* _BRIEF_
Omit images. Retype all entries verbatim.
— BEGIN THE INPUT —
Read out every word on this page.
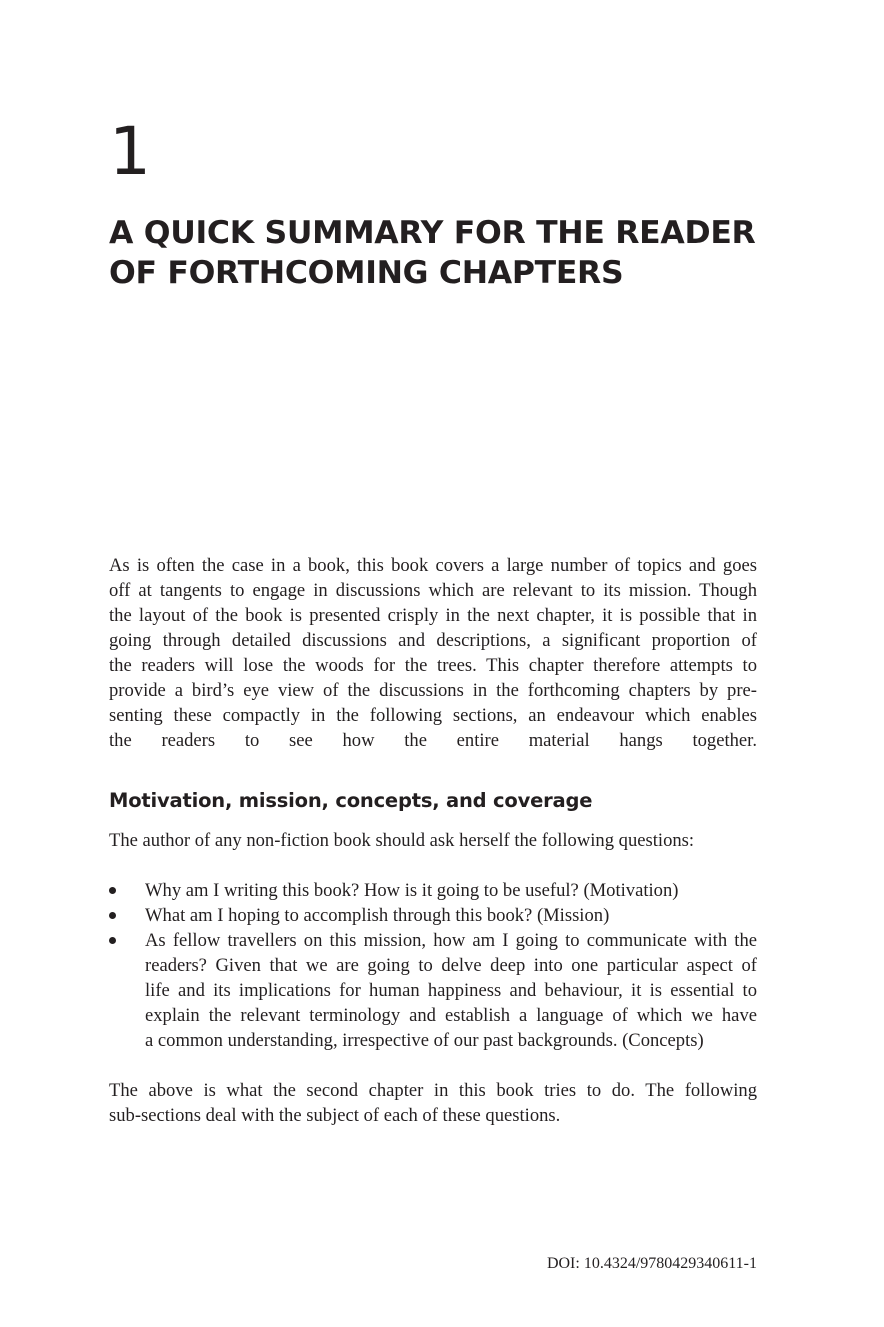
1
A QUICK SUMMARY FOR THE READER
OF FORTHCOMING CHAPTERS

As is often the case in a book, this book covers a large number of topics and goes
off at tangents to engage in discussions which are relevant to its mission. Though
the layout of the book is presented crisply in the next chapter, it is possible that in
going through detailed discussions and descriptions, a significant proportion of
the readers will lose the woods for the trees. This chapter therefore attempts to
provide a bird’s eye view of the discussions in the forthcoming chapters by pre-
senting these compactly in the following sections, an endeavour which enables
the readers to see how the entire material hangs together.

Motivation, mission, concepts, and coverage

The author of any non-fiction book should ask herself the following questions:

Why am I writing this book? How is it going to be useful? (Motivation)
What am I hoping to accomplish through this book? (Mission)
As fellow travellers on this mission, how am I going to communicate with the
readers? Given that we are going to delve deep into one particular aspect of
life and its implications for human happiness and behaviour, it is essential to
explain the relevant terminology and establish a language of which we have
a common understanding, irrespective of our past backgrounds. (Concepts)

The above is what the second chapter in this book tries to do. The following
sub-sections deal with the subject of each of these questions.

DOI: 10.4324/9780429340611-1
— END THE INPUT —
* _WORKED ANSWER_
Read out every word on this page.
1
A QUICK SUMMARY FOR THE READER
OF FORTHCOMING CHAPTERS

As is often the case in a book, this book covers a large number of topics and goes
off at tangents to engage in discussions which are relevant to its mission. Though
the layout of the book is presented crisply in the next chapter, it is possible that in
going through detailed discussions and descriptions, a significant proportion of
the readers will lose the woods for the trees. This chapter therefore attempts to
provide a bird’s eye view of the discussions in the forthcoming chapters by pre-
senting these compactly in the following sections, an endeavour which enables
the readers to see how the entire material hangs together.

Motivation, mission, concepts, and coverage

The author of any non-fiction book should ask herself the following questions:

Why am I writing this book? How is it going to be useful? (Motivation)
What am I hoping to accomplish through this book? (Mission)
As fellow travellers on this mission, how am I going to communicate with the
readers? Given that we are going to delve deep into one particular aspect of
life and its implications for human happiness and behaviour, it is essential to
explain the relevant terminology and establish a language of which we have
a common understanding, irrespective of our past backgrounds. (Concepts)

The above is what the second chapter in this book tries to do. The following
sub-sections deal with the subject of each of these questions.

DOI: 10.4324/9780429340611-1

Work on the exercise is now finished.